**STATED TASK:**
A faithful transcription of all the data is required.

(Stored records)
--- START ---

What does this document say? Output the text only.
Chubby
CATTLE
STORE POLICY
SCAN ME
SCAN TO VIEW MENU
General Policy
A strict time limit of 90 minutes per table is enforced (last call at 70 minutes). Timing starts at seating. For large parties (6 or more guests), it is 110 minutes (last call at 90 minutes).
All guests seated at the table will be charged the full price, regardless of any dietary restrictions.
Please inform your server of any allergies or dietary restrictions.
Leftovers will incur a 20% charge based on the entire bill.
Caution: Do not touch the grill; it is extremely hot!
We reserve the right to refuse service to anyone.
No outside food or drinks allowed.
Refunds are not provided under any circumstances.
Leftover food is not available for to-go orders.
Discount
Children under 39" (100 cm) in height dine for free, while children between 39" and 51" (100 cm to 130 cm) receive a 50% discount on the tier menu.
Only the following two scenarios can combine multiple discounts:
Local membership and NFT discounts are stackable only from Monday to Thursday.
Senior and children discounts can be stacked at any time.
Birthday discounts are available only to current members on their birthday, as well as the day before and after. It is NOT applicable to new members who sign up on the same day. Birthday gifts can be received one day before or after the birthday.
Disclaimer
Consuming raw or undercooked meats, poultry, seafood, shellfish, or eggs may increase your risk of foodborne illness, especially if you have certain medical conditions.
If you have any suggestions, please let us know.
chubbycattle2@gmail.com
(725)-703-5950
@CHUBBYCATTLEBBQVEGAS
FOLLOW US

--- END ---

**EXERCISE OUTPUT:**
What does this document say? Output the text only.
Chubby
CATTLE
STORE POLICY
SCAN ME
SCAN TO VIEW MENU
General Policy
A strict time limit of 90 minutes per table is enforced (last call at 70 minutes). Timing starts at seating. For large parties (6 or more guests), it is 110 minutes (last call at 90 minutes).
All guests seated at the table will be charged the full price, regardless of any dietary restrictions.
Please inform your server of any allergies or dietary restrictions.
Leftovers will incur a 20% charge based on the entire bill.
Caution: Do not touch the grill; it is extremely hot!
We reserve the right to refuse service to anyone.
No outside food or drinks allowed.
Refunds are not provided under any circumstances.
Leftover food is not available for to-go orders.
Discount
Children under 39" (100 cm) in height dine for free, while children between 39" and 51" (100 cm to 130 cm) receive a 50% discount on the tier menu.
Only the following two scenarios can combine multiple discounts:
Local membership and NFT discounts are stackable only from Monday to Thursday.
Senior and children discounts can be stacked at any time.
Birthday discounts are available only to current members on their birthday, as well as the day before and after. It is NOT applicable to new members who sign up on the same day. Birthday gifts can be received one day before or after the birthday.
Disclaimer
Consuming raw or undercooked meats, poultry, seafood, shellfish, or eggs may increase your risk of foodborne illness, especially if you have certain medical conditions.
If you have any suggestions, please let us know.
chubbycattle2@gmail.com
(725)-703-5950
@CHUBBYCATTLEBBQVEGAS
FOLLOW US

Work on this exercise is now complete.